Collection entries

········

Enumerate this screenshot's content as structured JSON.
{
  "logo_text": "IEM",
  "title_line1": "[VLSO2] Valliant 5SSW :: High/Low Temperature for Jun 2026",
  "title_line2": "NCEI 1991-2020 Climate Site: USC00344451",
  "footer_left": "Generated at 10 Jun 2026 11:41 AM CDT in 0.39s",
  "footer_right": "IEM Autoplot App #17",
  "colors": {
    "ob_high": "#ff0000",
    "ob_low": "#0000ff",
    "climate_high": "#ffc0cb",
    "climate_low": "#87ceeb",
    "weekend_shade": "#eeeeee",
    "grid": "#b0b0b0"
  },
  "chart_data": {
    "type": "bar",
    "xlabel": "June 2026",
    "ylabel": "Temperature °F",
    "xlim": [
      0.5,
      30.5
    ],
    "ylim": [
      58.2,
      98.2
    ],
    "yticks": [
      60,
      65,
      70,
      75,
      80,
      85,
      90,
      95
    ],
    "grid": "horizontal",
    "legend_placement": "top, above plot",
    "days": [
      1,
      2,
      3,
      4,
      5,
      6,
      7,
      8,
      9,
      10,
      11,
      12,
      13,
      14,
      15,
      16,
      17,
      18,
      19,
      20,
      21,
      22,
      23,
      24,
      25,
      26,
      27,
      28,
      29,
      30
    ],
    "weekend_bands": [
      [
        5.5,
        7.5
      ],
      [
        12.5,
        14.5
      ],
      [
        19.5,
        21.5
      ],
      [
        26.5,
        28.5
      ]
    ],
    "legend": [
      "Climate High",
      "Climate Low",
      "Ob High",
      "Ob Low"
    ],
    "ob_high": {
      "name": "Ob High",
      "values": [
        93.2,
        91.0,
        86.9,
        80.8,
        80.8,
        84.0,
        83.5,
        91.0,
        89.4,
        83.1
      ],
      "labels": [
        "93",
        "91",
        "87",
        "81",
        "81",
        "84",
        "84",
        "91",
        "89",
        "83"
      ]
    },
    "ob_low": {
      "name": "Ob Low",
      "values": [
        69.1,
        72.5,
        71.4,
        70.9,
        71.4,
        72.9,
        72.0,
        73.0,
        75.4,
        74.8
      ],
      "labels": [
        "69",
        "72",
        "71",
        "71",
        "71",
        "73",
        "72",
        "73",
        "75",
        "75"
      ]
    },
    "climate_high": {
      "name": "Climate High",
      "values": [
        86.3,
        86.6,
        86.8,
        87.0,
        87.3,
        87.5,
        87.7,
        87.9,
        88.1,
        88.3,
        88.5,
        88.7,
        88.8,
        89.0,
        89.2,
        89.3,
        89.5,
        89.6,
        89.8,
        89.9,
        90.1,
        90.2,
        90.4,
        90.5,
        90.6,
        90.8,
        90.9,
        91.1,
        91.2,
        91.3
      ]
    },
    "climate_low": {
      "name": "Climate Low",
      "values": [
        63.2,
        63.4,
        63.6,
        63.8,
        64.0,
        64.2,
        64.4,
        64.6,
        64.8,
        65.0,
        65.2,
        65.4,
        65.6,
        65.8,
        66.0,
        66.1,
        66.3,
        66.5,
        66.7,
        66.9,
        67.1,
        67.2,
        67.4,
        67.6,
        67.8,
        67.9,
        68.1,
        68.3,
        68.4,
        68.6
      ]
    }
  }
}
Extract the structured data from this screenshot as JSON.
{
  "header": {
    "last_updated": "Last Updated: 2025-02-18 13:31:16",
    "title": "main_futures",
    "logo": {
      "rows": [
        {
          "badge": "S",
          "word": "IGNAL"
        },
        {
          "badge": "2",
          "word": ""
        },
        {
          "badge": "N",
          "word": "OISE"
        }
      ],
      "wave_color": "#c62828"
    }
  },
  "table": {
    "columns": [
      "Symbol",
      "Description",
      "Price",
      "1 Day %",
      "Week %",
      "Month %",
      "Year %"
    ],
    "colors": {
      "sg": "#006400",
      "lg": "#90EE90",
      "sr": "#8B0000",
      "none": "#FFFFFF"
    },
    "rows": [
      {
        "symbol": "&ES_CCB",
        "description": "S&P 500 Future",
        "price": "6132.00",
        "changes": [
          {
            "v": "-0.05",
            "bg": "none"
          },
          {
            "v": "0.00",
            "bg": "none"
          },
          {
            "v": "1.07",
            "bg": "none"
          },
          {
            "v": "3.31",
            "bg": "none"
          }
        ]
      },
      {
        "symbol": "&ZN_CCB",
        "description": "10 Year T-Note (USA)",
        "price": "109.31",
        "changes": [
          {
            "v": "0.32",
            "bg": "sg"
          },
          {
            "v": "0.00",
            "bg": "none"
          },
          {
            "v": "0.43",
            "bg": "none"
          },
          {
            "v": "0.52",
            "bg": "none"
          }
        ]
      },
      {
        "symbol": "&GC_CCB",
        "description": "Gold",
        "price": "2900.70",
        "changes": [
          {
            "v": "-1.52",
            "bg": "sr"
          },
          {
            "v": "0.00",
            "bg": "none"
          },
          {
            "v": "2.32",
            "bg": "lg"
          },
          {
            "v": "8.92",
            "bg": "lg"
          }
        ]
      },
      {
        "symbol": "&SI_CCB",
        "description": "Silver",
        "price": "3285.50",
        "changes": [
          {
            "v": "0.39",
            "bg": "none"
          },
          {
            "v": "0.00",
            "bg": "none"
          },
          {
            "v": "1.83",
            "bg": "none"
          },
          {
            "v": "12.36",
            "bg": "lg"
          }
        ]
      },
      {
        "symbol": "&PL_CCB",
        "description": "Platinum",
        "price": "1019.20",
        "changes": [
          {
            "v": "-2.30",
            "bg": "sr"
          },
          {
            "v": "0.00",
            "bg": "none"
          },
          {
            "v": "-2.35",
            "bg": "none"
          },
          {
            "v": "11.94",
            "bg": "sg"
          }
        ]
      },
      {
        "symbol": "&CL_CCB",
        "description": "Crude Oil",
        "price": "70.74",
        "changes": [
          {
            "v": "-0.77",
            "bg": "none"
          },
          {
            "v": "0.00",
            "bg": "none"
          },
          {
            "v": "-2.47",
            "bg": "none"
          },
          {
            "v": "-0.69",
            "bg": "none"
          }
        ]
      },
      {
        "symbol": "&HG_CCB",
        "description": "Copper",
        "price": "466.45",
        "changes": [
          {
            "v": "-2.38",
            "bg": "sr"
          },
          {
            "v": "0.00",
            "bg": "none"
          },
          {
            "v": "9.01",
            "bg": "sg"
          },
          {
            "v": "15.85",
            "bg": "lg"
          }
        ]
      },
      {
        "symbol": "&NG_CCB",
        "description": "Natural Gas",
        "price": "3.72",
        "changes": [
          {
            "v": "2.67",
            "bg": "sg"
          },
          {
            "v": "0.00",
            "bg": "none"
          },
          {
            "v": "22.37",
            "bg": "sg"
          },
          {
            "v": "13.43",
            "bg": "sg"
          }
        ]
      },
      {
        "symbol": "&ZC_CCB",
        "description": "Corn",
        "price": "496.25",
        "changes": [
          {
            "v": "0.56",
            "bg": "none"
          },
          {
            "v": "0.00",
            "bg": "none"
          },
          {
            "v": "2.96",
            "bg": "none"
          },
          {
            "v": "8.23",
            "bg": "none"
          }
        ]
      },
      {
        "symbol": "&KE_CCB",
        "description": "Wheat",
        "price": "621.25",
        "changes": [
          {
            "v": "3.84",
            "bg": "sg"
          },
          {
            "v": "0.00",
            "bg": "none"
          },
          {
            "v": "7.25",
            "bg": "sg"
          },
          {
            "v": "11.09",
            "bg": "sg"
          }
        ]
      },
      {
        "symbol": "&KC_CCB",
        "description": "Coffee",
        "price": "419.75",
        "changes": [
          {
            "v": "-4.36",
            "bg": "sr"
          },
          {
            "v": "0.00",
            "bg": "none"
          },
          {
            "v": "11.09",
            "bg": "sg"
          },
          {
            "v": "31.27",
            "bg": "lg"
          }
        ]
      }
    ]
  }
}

········

**OBJECTIVE**
Gather up the lines containing the word "JSON" from these records and copy them.

**OUTPUT**
Enumerate this screenshot's content as structured JSON.
Extract the structured data from this screenshot as JSON.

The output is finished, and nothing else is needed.